# Texte fourni
Le Japon semble à la mode ! Pas qu’à travers les restaurants japonais aux menus répétitifs et sans grandes originalités, mais avec, entre autres, l’histoire, le cinéma. Sommes-nous dans une nouvelle ère de japonisme comme nous en avions connu une fin du 19ème siècle et dont les traces sont encore palpables dans certains tableaux impressionnistes ? Je ne sais, mais je viens de lire un roman comme je les aime. Un roman qui nous apprend et nous fait vibrer. Ce livre, Le ciel ne parle pas, de Morgan Sportès, narre l’histoire de Christóvão Ferreira.

Il s’agit d’un missionnaire Portugais, jésuite, qui débarque à Nagasaki en 1609. Immédiatement lisant cela, vous pensez au Silence de Shūsaku Endō dont Scorsese vient de faire un film. Certes Ferreira apparait dans les travaux d’Endo et de Scorsese, mais les deux œuvres sont très différentes. La première, Silence, est marquée par la foi de l’écrivain japonais, catholique, et le livre tourne autour des persécutions subies par les chrétiens. Dans Le ciel ne parle pas, Sportès aborde un autre aspect : la domination commerciale et la guerre que se livrent Espagnols, Portugais, Anglais et Hollandais pour préserver de juteux profits.

Le roman est écrit sans fioriture, un peu comme une chronique des évènements et du temps qui passe. Mais les enjeux sont parfaitement restitués. Les Portugais qui envisagent de coloniser le Japon se servent de la religion comme d’un cheval de Troyes. Avec les conversions, avec la nouvelle foi révélée par ces blancs au long nez, les convertis trouvent un espace d’opposition ethno-politique aux seigneurs, les shoguns. Les traditions séculaires nippones sont malmenées malgré quelques arrangements pour permettre cette intrusion idéologique. Viennent dans la foulée les marchands qui commercent avec la Chine et le Japon achetant soie, récupérant tonnes de lingots d’argent sur lesquels ils spéculeront hardiment.

Au passage, les Européens vont refiler la syphilis à la gente féminine, se goberger comme pas permis et se conduire avec la délicatesse coutumière de tous les conquérants. Il ne restera de cette intrusion portugaise que quelques traces encore actuelles comme le fameux aligato (ありが) merci en japonais qui vient du portugais obrigado.

Revenons au roman et à l’histoire qu’il raconte.
Les shoguns ne sont pas des idiots, ils prennent le temps de réfléchir et estiment que les missions chrétiennes ne seraient que l’avant-garde des conquistadors du roi d’Espagne. Ceux-ci après avoir conquis l’Amérique centrale s’apprêteraient à se lancer sur le Japon, puis la Corée, et enfin la Chine. L’objectif à chaque étape serait d’installer un roi très chrétien sur chaque trône. Grosse frayeur. Ce n’est d’ailleurs pas un délire, dès octobre 1610 Rodrigo de Vivero, ambassadeur hispanique au Japon l’écrit aussi crument à son roi.

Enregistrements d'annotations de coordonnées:
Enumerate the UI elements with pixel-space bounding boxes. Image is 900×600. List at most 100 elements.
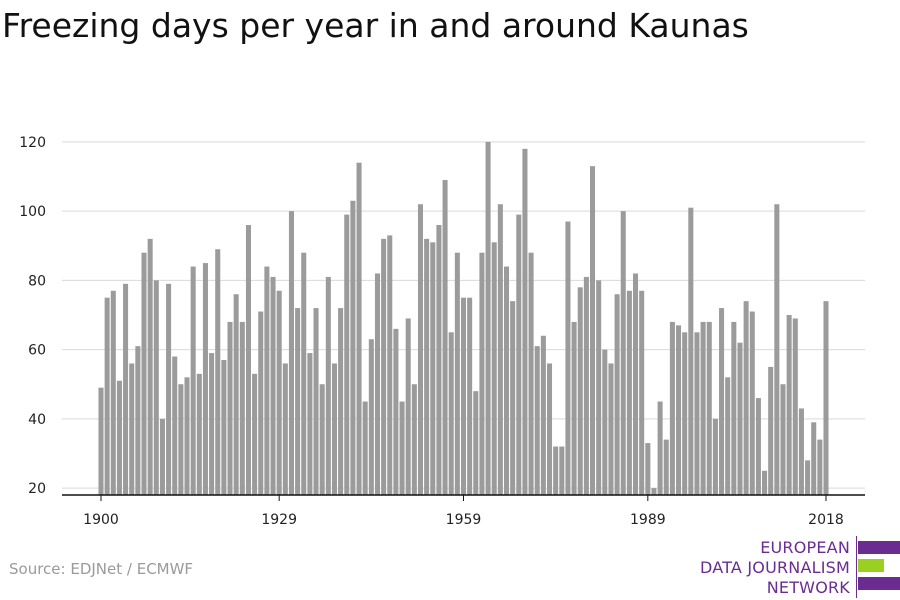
bar-1934 [307, 353, 313, 495]
bar-1909 [153, 280, 159, 495]
bar-1901 [104, 297, 110, 495]
bar-1948 [393, 328, 399, 495]
edjnet-logo: EUROPEAN DATA JOURNALISM NETWORK [700, 536, 900, 600]
bar-1966 [503, 266, 510, 495]
bars [98, 141, 829, 496]
x-tick-label: 1900 [83, 512, 119, 528]
bar-1918 [209, 353, 215, 495]
bar-1984 [614, 294, 620, 495]
logo-line-network: NETWORK [766, 578, 850, 597]
bar-1905 [129, 363, 135, 495]
bar-1953 [424, 238, 430, 495]
bar-2009 [768, 366, 774, 495]
bar-2005 [743, 301, 749, 495]
bar-1933 [301, 252, 307, 495]
bar-1915 [190, 266, 196, 495]
bar-1999 [706, 321, 712, 495]
bar-2014 [798, 408, 804, 495]
bar-1947 [387, 235, 393, 495]
x-tick-label: 1989 [630, 512, 666, 528]
bar-chart: 20 40 60 80 100 120 1900 1929 1959 1989 2018 [19, 135, 865, 528]
bar-1994 [676, 325, 682, 495]
bar-1939 [338, 308, 344, 495]
bar-1970 [528, 252, 534, 495]
bar-1982 [602, 349, 608, 495]
bar-1956 [442, 180, 448, 495]
bar-1997 [694, 332, 700, 495]
bar-1986 [626, 290, 632, 495]
bar-1923 [239, 321, 245, 495]
bar-2001 [719, 308, 725, 495]
bar-1954 [430, 242, 436, 495]
bar-1932 [295, 308, 301, 495]
bar-1988 [639, 290, 645, 495]
bar-1965 [497, 204, 503, 496]
y-tick-label: 20 [28, 481, 46, 497]
bar-2003 [731, 321, 737, 495]
logo-bar-middle [858, 559, 884, 572]
bar-1980 [590, 166, 596, 495]
bar-1974 [553, 446, 559, 495]
bar-1992 [663, 439, 669, 495]
chart-title: Freezing days per year in and around Kau… [2, 6, 749, 45]
bar-1912 [172, 356, 178, 495]
bar-1998 [700, 321, 706, 495]
bar-1926 [258, 311, 264, 495]
bar-2012 [786, 315, 792, 495]
bar-1900 [98, 387, 104, 495]
bar-1975 [559, 446, 565, 495]
bar-1950 [405, 318, 411, 495]
bar-1910 [159, 418, 165, 495]
bar-2007 [755, 398, 761, 495]
bar-2013 [792, 318, 798, 495]
bar-1919 [215, 249, 221, 495]
bar-1924 [245, 225, 251, 495]
bar-1989 [645, 443, 651, 495]
logo-bar-bottom [858, 577, 900, 590]
bar-1903 [116, 380, 122, 495]
x-tick-label: 1929 [261, 512, 297, 528]
source-note: Source: EDJNet / ECMWF [9, 560, 194, 578]
y-tick-label: 80 [28, 273, 46, 289]
bar-2018 [823, 301, 829, 495]
bar-1955 [436, 225, 442, 495]
bar-1987 [633, 273, 639, 495]
bar-1904 [123, 283, 129, 495]
bar-1952 [417, 204, 424, 496]
y-tick-label: 40 [28, 412, 46, 428]
bar-1925 [252, 373, 258, 495]
bar-1941 [350, 200, 356, 495]
bar-1996 [688, 207, 694, 495]
bar-1927 [264, 266, 270, 495]
bar-2015 [805, 460, 811, 495]
logo-line-data-journalism: DATA JOURNALISM [700, 558, 850, 577]
bar-2017 [817, 439, 823, 495]
y-axis: 20 40 60 80 100 120 [19, 135, 46, 497]
bar-2010 [774, 204, 780, 496]
bar-1921 [227, 321, 233, 495]
bar-1973 [546, 363, 553, 495]
bar-1914 [184, 377, 190, 495]
x-axis: 1900 1929 1959 1989 2018 [62, 494, 865, 528]
bar-1911 [166, 283, 172, 495]
bar-1958 [454, 252, 460, 495]
bar-1916 [196, 373, 202, 495]
bar-1943 [362, 401, 368, 495]
bar-1931 [288, 211, 294, 495]
bar-1977 [571, 321, 577, 495]
x-tick-label: 1959 [446, 512, 482, 528]
x-tick-label: 2018 [808, 512, 844, 528]
bar-1957 [448, 332, 454, 495]
bar-1945 [374, 273, 380, 495]
bar-2002 [725, 377, 731, 495]
bar-1928 [270, 276, 276, 495]
bar-2006 [749, 311, 755, 495]
bar-2011 [780, 384, 786, 495]
bar-1978 [577, 287, 583, 495]
bar-1968 [516, 214, 522, 495]
bar-1929 [276, 290, 282, 495]
bar-1990 [651, 488, 657, 495]
bar-1962 [479, 252, 485, 495]
y-tick-label: 120 [19, 135, 46, 151]
bar-1967 [510, 301, 516, 495]
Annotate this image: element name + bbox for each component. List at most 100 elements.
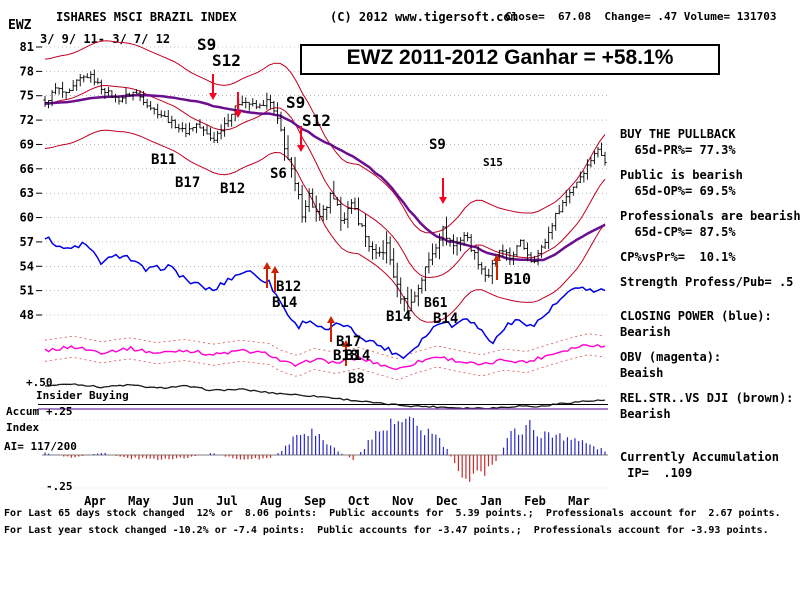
price-tick-label: 51 <box>20 284 34 298</box>
panel-spacer <box>620 422 798 431</box>
obv-lower-envelope <box>44 354 606 380</box>
signal-label: B17 <box>336 334 361 350</box>
month-label: Dec <box>436 494 458 508</box>
panel-spacer <box>620 431 798 440</box>
panel-text-line: CP%vsPr%= 10.1% <box>620 250 736 264</box>
panel-text-line: 65d-OP%= 69.5% <box>620 184 736 198</box>
panel-text-line: Strength Profess/Pub= .5 <box>620 275 794 289</box>
copyright-text: (C) 2012 www.tigersoft.com <box>330 10 518 24</box>
sell-arrow-head <box>297 145 305 152</box>
month-label: Oct <box>348 494 370 508</box>
panel-text-line: 65d-PR%= 77.3% <box>620 143 736 157</box>
signal-label: B61 <box>424 296 448 311</box>
signal-label: S9 <box>197 35 216 54</box>
analysis-panel: BUY THE PULLBACK 65d-PR%= 77.3% Public is… <box>620 126 800 481</box>
buy-arrow-head <box>493 254 501 261</box>
panel-text-line: Beaish <box>620 366 664 380</box>
price-tick-label: 78 <box>20 64 34 78</box>
signal-label: B12 <box>220 181 245 197</box>
sell-arrow-head <box>439 197 447 204</box>
ma-21day-line <box>44 84 606 278</box>
indicator-axis-label: +.50 <box>26 376 53 389</box>
panel-text-line: CLOSING POWER (blue): <box>620 309 772 323</box>
panel-spacer <box>620 290 798 299</box>
month-label: Feb <box>524 494 546 508</box>
price-tick-label: 57 <box>20 235 34 249</box>
buy-arrow-head <box>271 266 279 273</box>
buy-arrow-head <box>263 262 271 269</box>
signal-label: B8 <box>348 371 365 387</box>
summary-line-year: For Last year stock changed -10.2% or -7… <box>4 525 769 536</box>
date-range: 3/ 9/ 11- 3/ 7/ 12 <box>40 32 171 46</box>
indicator-axis-label: Index <box>6 421 39 434</box>
signal-label: B11 <box>151 152 176 168</box>
buy-arrow-head <box>342 340 350 347</box>
panel-text-line: BUY THE PULLBACK <box>620 127 736 141</box>
panel-text-line: 65d-CP%= 87.5% <box>620 225 736 239</box>
signal-label: B14 <box>272 295 297 311</box>
indicator-axis-label: +.25 <box>46 405 73 418</box>
price-tick-label: 72 <box>20 113 34 127</box>
upper-band-line <box>44 40 606 234</box>
panel-text-line: OBV (magenta): <box>620 350 722 364</box>
signal-label: S6 <box>270 166 287 182</box>
signal-label: B18 <box>333 348 358 364</box>
month-label: Jun <box>172 494 194 508</box>
sell-arrow-head <box>209 93 217 100</box>
panel-spacer <box>620 440 798 449</box>
price-tick-label: 63 <box>20 186 34 200</box>
price-tick-label: 69 <box>20 137 34 151</box>
indicator-axis-label: AI= 117/200 <box>4 440 77 453</box>
month-label: Sep <box>304 494 326 508</box>
panel-text-line: REL.STR..VS DJI (brown): <box>620 391 794 405</box>
price-tick-label: 60 <box>20 211 34 225</box>
panel-text-line: Bearish <box>620 407 671 421</box>
signal-label: B14 <box>345 348 370 364</box>
ma-65day-line <box>44 93 606 262</box>
price-tick-label: 75 <box>20 89 34 103</box>
panel-text-line: Bearish <box>620 325 671 339</box>
signal-label: B10 <box>504 270 531 288</box>
panel-text-line: Public is bearish <box>620 168 743 182</box>
obv-line <box>44 344 606 371</box>
signal-label: S12 <box>302 111 331 130</box>
signal-label: S9 <box>429 137 446 153</box>
panel-text-line: Professionals are bearish <box>620 209 800 223</box>
month-label: Jan <box>480 494 502 508</box>
indicator-axis-label: Insider Buying <box>36 389 129 402</box>
panel-text-line: Currently Accumulation <box>620 450 779 464</box>
panel-spacer <box>620 199 798 208</box>
signal-label: S9 <box>286 93 305 112</box>
index-name: ISHARES MSCI BRAZIL INDEX <box>56 10 237 24</box>
panel-spacer <box>620 381 798 390</box>
indicator-axis-label: -.25 <box>46 480 73 493</box>
lower-band-line <box>44 129 606 323</box>
sell-arrow-head <box>234 111 242 118</box>
relative-strength-line <box>44 383 606 410</box>
buy-arrow-head <box>327 316 335 323</box>
obv-upper-envelope <box>44 333 606 359</box>
month-label: Apr <box>84 494 106 508</box>
closing-power-line <box>44 236 606 360</box>
summary-line-65d: For Last 65 days stock changed 12% or 8.… <box>4 508 781 519</box>
month-label: Aug <box>260 494 282 508</box>
month-label: Jul <box>216 494 238 508</box>
signal-label: S15 <box>483 156 503 169</box>
signal-label: B12 <box>276 279 301 295</box>
quote-summary: Close= 67.08 Change= .47 Volume= 131703 <box>505 10 777 23</box>
indicator-axis-label: Accum <box>6 405 39 418</box>
price-tick-label: 81 <box>20 40 34 54</box>
panel-spacer <box>620 240 798 249</box>
panel-spacer <box>620 158 798 167</box>
ticker-symbol: EWZ <box>8 18 32 33</box>
month-label: Nov <box>392 494 414 508</box>
signal-label: B17 <box>175 175 200 191</box>
price-tick-label: 54 <box>20 259 34 273</box>
panel-text-line: IP= .109 <box>620 466 693 480</box>
panel-spacer <box>620 340 798 349</box>
price-tick-label: 48 <box>20 308 34 322</box>
month-label: May <box>128 494 150 508</box>
panel-spacer <box>620 299 798 308</box>
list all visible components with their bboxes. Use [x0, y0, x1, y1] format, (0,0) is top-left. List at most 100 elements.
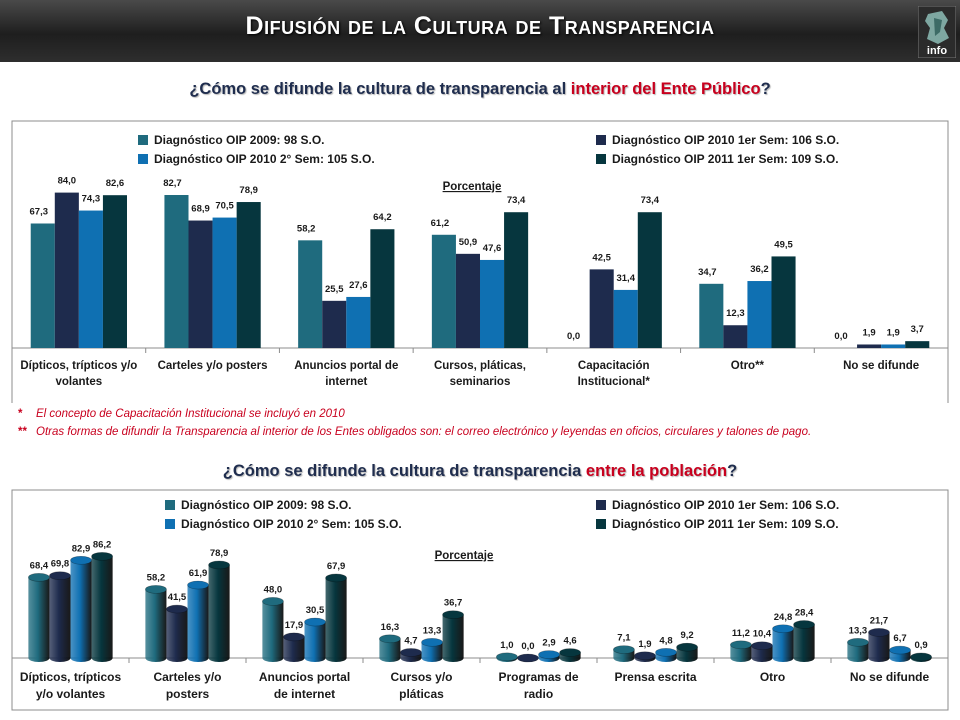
bar — [772, 628, 794, 662]
data-label: 9,2 — [680, 630, 693, 641]
data-label: 58,2 — [147, 572, 166, 583]
bar — [30, 223, 55, 348]
x-tick-label: Institucional* — [578, 376, 651, 388]
data-label: 41,5 — [168, 592, 187, 603]
x-tick-label: Prensa escrita — [614, 670, 696, 684]
data-label: 2,9 — [542, 638, 555, 649]
data-label: 47,6 — [483, 243, 502, 254]
data-label: 73,4 — [641, 195, 660, 206]
data-label: 0,9 — [914, 640, 927, 651]
data-label: 73,4 — [507, 195, 526, 206]
bar — [723, 325, 748, 348]
x-tick-label: Cursos, pláticas, — [434, 360, 526, 372]
data-label: 36,7 — [444, 598, 463, 609]
legend-swatch — [596, 500, 606, 510]
bar — [102, 195, 127, 348]
bar — [442, 614, 464, 662]
bar — [298, 240, 323, 348]
bar-top — [676, 642, 698, 652]
info-logo: info — [918, 6, 956, 58]
data-label: 27,6 — [349, 280, 368, 291]
data-label: 28,4 — [795, 608, 814, 619]
bar — [28, 577, 50, 662]
data-label: 84,0 — [58, 176, 77, 187]
bar — [346, 296, 371, 348]
chart-title: Porcentaje — [443, 181, 502, 193]
data-label: 13,3 — [849, 625, 868, 636]
bar-top — [730, 640, 752, 650]
data-label: 17,9 — [285, 620, 304, 631]
data-label: 69,8 — [51, 559, 70, 570]
x-tick-label: Cursos y/o — [390, 670, 452, 684]
bar — [70, 560, 92, 662]
bar — [431, 234, 456, 348]
bar — [370, 229, 395, 348]
x-tick-label: pláticas — [399, 687, 444, 701]
data-label: 3,7 — [911, 324, 924, 335]
data-label: 0,0 — [834, 331, 847, 342]
bar-top — [613, 645, 635, 654]
bar — [771, 256, 796, 348]
bar-top — [91, 552, 113, 561]
data-label: 61,2 — [431, 218, 450, 229]
legend-label: Diagnóstico OIP 2010 1er Sem: 106 S.O. — [612, 133, 839, 147]
bar — [91, 556, 113, 662]
data-label: 67,9 — [327, 561, 346, 572]
data-label: 16,3 — [381, 622, 400, 633]
x-tick-label: Capacitación — [578, 360, 650, 372]
data-label: 21,7 — [870, 615, 889, 626]
bar-top — [187, 580, 209, 590]
data-label: 30,5 — [306, 605, 325, 616]
legend-swatch — [596, 135, 606, 145]
bar-top — [304, 617, 326, 627]
x-tick-label: internet — [325, 376, 367, 388]
bar-top — [400, 648, 422, 657]
bar-top — [772, 624, 794, 634]
page-title: Difusión de la Cultura de Transparencia — [245, 12, 715, 40]
x-tick-label: y/o volantes — [36, 687, 106, 701]
data-label: 58,2 — [297, 223, 316, 234]
bar — [304, 622, 326, 662]
bar — [613, 289, 638, 348]
bar-top — [325, 573, 347, 583]
bar — [455, 253, 480, 348]
bar — [637, 212, 662, 348]
bar — [188, 220, 213, 348]
data-label: 61,9 — [189, 568, 208, 579]
legend-label: Diagnóstico OIP 2011 1er Sem: 109 S.O. — [612, 152, 839, 166]
data-label: 11,2 — [732, 628, 750, 639]
bar — [589, 269, 614, 348]
legend-label: Diagnóstico OIP 2011 1er Sem: 109 S.O. — [612, 517, 839, 531]
bar — [379, 638, 401, 662]
data-label: 70,5 — [215, 201, 234, 212]
bar-top — [28, 573, 50, 582]
data-label: 64,2 — [373, 212, 392, 223]
data-label: 42,5 — [592, 252, 611, 263]
question-interior: ¿Cómo se difunde la cultura de transpare… — [189, 80, 771, 98]
bar — [166, 609, 188, 662]
data-label: 0,0 — [567, 331, 580, 342]
x-tick-label: volantes — [56, 376, 103, 388]
bar — [236, 202, 261, 348]
data-label: 1,9 — [862, 327, 875, 338]
footnote-1: * El concepto de Capacitación Institucion… — [18, 408, 345, 420]
data-label: 67,3 — [30, 206, 49, 217]
data-label: 34,7 — [698, 267, 717, 278]
data-label: 50,9 — [459, 237, 478, 248]
data-label: 4,7 — [404, 635, 417, 646]
data-label: 4,6 — [563, 636, 576, 647]
data-label: 13,3 — [423, 625, 442, 636]
x-tick-label: Carteles y/o — [153, 670, 221, 684]
bar — [208, 564, 230, 662]
bar — [78, 210, 103, 348]
bar — [325, 577, 347, 662]
data-label: 1,0 — [500, 640, 513, 651]
x-tick-label: radio — [524, 687, 553, 701]
x-tick-label: Otro — [760, 670, 785, 684]
bar-top — [496, 652, 518, 662]
bar — [480, 259, 505, 348]
x-tick-label: Anuncios portal — [259, 670, 350, 684]
data-label: 82,6 — [106, 178, 125, 189]
legend-swatch — [596, 154, 606, 164]
bar — [881, 344, 906, 348]
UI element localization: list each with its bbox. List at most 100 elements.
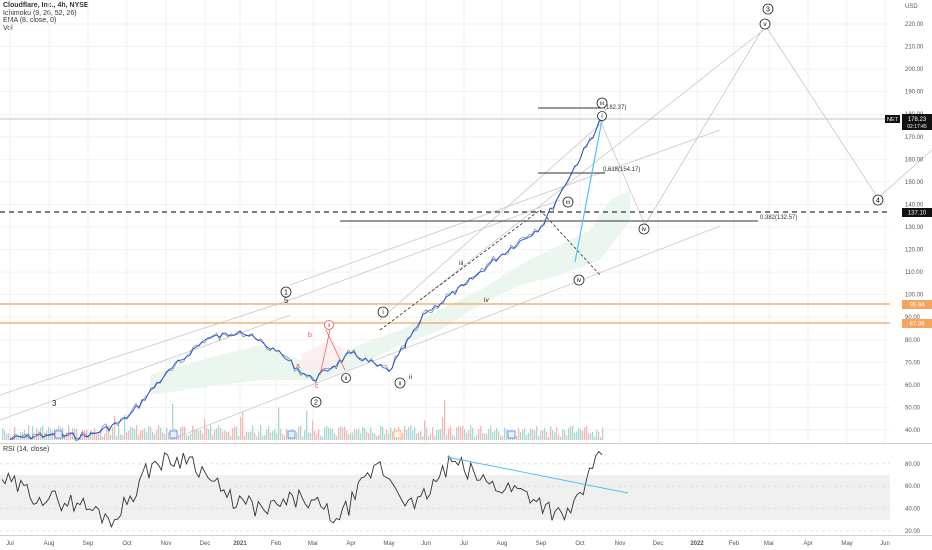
indicator-ema[interactable]: EMA (8, close, 0) [3,17,57,24]
x-tick-label: Jun [880,541,890,547]
price-axis[interactable]: 40.00 50.00 60.00 70.00 80.00 90.00 100.00 110.… [905,22,924,434]
volume-bar [462,425,464,440]
volume-bar [582,430,584,440]
volume-bar [282,433,284,440]
volume-bar [264,434,266,440]
volume-bar [484,433,486,440]
x-tick-label: Aug [44,541,55,547]
svg-text:i: i [382,310,383,316]
rsi-axis[interactable]: 20.00 40.00 60.00 80.00 [905,462,921,535]
channel-line-steep-2 [419,24,771,301]
indicator-vol[interactable]: Vol [3,24,13,32]
rsi-pane[interactable]: 20.00 40.00 60.00 80.00 [0,443,932,535]
dashed-line-up [379,209,541,331]
x-tick-label: Jun [421,541,431,547]
rsi-gridlines [0,463,890,532]
wave-label-ii: ii [409,374,412,381]
volume-bar [532,429,534,440]
volume-bar [276,433,278,440]
volume-bar [584,427,586,440]
volume-bar [402,432,404,440]
volume-bar [364,427,366,440]
volume-bar [558,434,560,440]
volume-bar [234,426,236,440]
price-chart[interactable]: (182.37) 0.618(154.17) 0.382(132.57) 3 v… [0,0,932,443]
volume-bar [358,428,360,440]
volume-bar [536,426,538,440]
svg-text:137.10: 137.10 [908,211,927,217]
volume-bar [424,420,426,440]
svg-text:i: i [601,114,602,120]
x-tick-label: Apr [803,541,812,547]
volume-bar [214,429,216,440]
badge-net[interactable]: NET 178.23 02:17:45 [885,114,932,130]
arrow-a [319,329,331,376]
volume-bar [256,436,258,440]
volume-bar [26,433,28,440]
vertical-gridlines [9,0,886,443]
volume-bar [300,425,302,440]
volume-bar [80,434,82,440]
volume-bar [486,433,488,440]
wave-label-c: c [315,383,319,390]
badge-level-87[interactable]: 87.38 [902,319,932,328]
volume-bar [296,431,298,440]
volume-bar [520,431,522,440]
volume-bar [564,430,566,440]
volume-bar [376,436,378,440]
volume-bar [498,431,500,440]
event-marker-e4[interactable] [507,430,516,439]
event-marker-e2[interactable] [169,430,178,439]
volume-bar [34,436,36,440]
volume-bar [494,430,496,440]
volume-bar [222,431,224,440]
volume-bar [378,435,380,440]
volume-bar [548,436,550,440]
volume-bar [322,436,324,440]
event-marker-e1[interactable] [54,430,63,439]
volume-bar [384,434,386,440]
volume-bar [208,429,210,440]
volume-bar [230,436,232,440]
indicator-ichimoku[interactable]: Ichimoku (9, 26, 52, 26) [3,9,77,17]
y-tick-label: 210.00 [905,45,924,51]
wave-label-circle-ii-left: ii [341,373,351,383]
volume-bar [4,430,6,440]
volume-bar [48,427,50,440]
event-marker-d[interactable] [393,430,402,439]
event-marker-e3[interactable] [287,430,296,439]
volume-bar [118,425,120,440]
volume-bar [76,428,78,440]
volume-bar [434,435,436,440]
volume-bar [284,435,286,440]
x-tick-label: Mar [308,541,318,547]
volume-bar [522,429,524,440]
badge-level-137[interactable]: 137.10 [902,208,932,217]
volume-bar [204,418,206,440]
volume-bar [326,425,328,440]
volume-bar [202,433,204,440]
volume-bar [404,425,406,440]
event-markers[interactable] [54,430,516,439]
y-tick-label: 70.00 [905,360,921,366]
badge-level-95[interactable]: 95.94 [902,300,932,309]
volume-bar [524,428,526,440]
volume-bar [324,427,326,440]
volume-bar [168,432,170,440]
volume-bar [114,415,116,440]
volume-bar [82,430,84,440]
volume-bar [506,428,508,440]
volume-bar [448,428,450,440]
volume-bar [188,435,190,440]
x-tick-label: Apr [346,541,355,547]
time-axis[interactable]: Jul Aug Sep Oct Nov Dec 2021 Feb Mar Apr May Jun Jul… [0,535,932,550]
y-tick-label: 220.00 [905,22,924,28]
rsi-legend[interactable]: RSI (14, close) [3,446,50,453]
volume-bar [454,436,456,440]
volume-bar [280,428,282,440]
volume-bar [382,427,384,440]
volume-bar [540,431,542,440]
volume-bar [460,427,462,440]
rsi-line[interactable] [1,450,603,529]
volume-bar [316,434,318,440]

# Consigne 1
D'après la critique du roman, en quelle année Christóvão Ferreira débarque-t-il à Nagasaki ?
# Consigne 2
Reproduisez fidèlement la critique du roman, de « Au passage, les » jusqu'à « du portugais obrigado. » inclus.

# Réponse 1
En 1609.

# Réponse 2
Au passage, les Européens vont refiler la syphilis à la gente féminine, se goberger comme pas permis et se conduire avec la délicatesse coutumière de tous les conquérants. Il ne restera de cette intrusion portugaise que quelques traces encore actuelles comme le fameux aligato (ありが) merci en japonais qui vient du portugais obrigado.